== PROBLEM STATEMENT ==
Determine how many lines in these records hold "progressive". Only the number is wanted.

== MATERIAL FOR THE TASK ==

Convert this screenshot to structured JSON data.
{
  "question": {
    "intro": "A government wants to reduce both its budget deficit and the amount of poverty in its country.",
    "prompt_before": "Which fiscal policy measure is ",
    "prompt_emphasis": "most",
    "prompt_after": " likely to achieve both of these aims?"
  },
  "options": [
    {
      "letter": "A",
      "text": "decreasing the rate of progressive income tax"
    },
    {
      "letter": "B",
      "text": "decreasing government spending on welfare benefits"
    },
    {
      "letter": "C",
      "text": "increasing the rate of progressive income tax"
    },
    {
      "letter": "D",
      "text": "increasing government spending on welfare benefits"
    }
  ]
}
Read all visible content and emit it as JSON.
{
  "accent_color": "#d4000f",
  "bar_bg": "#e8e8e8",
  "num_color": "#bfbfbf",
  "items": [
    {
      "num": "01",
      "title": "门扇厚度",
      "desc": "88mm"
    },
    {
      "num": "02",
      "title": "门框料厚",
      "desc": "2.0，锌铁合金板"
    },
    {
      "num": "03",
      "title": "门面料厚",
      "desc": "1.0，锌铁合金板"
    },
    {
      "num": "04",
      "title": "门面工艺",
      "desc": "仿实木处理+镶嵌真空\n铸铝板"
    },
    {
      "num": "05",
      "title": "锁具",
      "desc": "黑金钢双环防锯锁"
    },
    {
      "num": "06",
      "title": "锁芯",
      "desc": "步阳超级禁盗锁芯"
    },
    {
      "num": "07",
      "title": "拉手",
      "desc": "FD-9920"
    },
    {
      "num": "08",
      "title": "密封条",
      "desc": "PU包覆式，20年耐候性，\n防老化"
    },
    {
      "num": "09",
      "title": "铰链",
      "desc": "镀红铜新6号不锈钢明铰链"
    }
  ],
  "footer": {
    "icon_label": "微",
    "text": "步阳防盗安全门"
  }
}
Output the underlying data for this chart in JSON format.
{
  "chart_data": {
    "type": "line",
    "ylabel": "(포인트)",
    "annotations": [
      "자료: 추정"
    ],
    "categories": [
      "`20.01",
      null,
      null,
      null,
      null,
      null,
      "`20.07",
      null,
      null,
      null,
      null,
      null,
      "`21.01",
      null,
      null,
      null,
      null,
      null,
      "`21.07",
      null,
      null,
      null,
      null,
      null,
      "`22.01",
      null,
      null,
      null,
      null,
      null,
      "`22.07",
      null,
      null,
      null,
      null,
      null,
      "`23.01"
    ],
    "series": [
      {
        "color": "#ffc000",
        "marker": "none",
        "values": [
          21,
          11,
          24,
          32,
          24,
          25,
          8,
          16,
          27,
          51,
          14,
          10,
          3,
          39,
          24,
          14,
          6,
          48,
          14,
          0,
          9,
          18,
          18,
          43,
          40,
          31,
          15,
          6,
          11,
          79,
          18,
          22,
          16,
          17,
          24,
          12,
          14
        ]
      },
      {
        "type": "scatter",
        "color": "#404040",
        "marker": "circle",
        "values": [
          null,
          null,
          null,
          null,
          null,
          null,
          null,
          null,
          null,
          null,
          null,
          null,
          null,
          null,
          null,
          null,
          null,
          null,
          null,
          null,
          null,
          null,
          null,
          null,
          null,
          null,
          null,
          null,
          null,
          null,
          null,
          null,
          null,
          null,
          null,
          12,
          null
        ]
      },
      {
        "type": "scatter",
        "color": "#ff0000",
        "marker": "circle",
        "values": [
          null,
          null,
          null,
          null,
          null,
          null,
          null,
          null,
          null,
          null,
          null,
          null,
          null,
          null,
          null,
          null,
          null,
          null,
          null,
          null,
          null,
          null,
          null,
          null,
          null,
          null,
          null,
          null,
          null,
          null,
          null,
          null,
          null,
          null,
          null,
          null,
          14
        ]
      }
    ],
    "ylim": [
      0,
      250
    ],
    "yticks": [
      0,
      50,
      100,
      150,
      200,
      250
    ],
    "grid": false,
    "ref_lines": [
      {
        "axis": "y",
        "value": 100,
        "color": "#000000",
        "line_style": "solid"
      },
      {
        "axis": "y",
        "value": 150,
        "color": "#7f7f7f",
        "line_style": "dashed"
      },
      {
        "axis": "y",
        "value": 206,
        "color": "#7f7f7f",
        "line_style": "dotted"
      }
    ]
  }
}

--

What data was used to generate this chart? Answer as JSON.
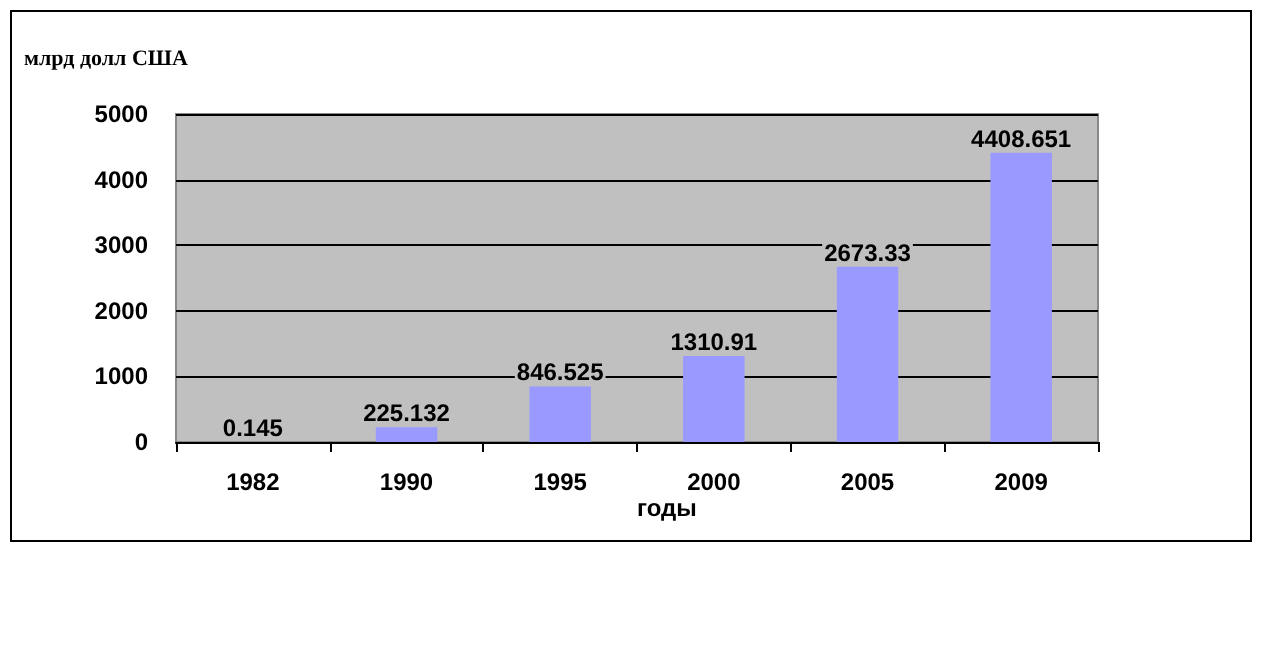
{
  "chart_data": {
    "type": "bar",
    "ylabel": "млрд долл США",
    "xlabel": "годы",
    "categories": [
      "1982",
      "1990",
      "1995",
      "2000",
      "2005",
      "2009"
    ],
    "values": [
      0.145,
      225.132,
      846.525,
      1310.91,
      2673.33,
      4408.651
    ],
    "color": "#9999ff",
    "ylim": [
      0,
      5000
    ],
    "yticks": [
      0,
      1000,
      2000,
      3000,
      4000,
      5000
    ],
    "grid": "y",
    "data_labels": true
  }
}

--

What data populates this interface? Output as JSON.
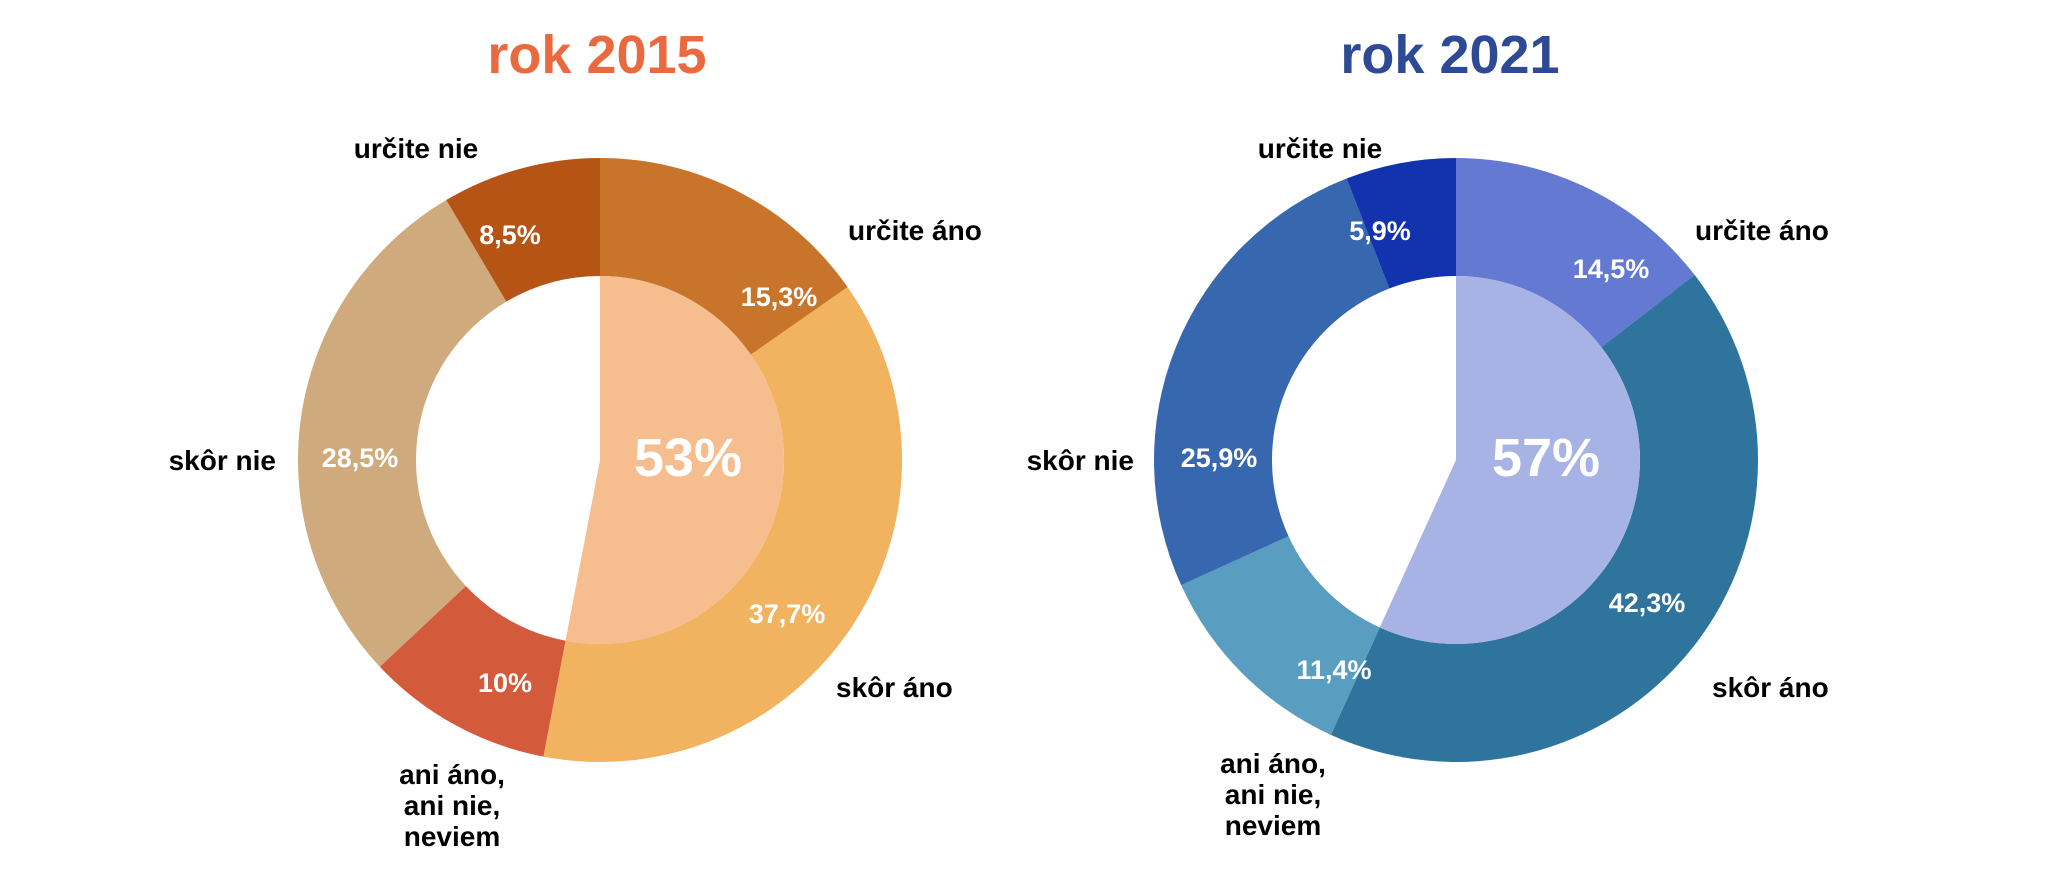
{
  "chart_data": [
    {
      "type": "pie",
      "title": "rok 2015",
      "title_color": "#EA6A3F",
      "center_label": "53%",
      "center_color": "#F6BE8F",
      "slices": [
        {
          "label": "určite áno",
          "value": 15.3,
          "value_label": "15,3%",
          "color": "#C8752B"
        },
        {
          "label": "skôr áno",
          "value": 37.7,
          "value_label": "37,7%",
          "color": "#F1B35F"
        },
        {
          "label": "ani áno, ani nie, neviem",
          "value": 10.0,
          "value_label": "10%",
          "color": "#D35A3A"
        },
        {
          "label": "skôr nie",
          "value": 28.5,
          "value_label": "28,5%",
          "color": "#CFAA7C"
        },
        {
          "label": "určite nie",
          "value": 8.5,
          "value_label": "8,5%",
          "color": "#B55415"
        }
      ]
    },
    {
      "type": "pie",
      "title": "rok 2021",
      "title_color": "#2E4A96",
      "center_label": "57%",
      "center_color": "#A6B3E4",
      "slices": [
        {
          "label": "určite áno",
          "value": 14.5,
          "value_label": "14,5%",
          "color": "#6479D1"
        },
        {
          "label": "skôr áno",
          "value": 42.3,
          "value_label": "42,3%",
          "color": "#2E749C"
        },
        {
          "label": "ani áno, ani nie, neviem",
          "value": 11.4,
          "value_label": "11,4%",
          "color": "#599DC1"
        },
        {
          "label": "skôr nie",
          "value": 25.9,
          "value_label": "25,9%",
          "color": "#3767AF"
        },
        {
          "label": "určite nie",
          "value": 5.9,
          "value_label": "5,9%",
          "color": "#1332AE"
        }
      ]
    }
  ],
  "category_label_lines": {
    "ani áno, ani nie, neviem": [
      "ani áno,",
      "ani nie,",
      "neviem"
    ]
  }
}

== RESPONSE TO THIS TASK ==
2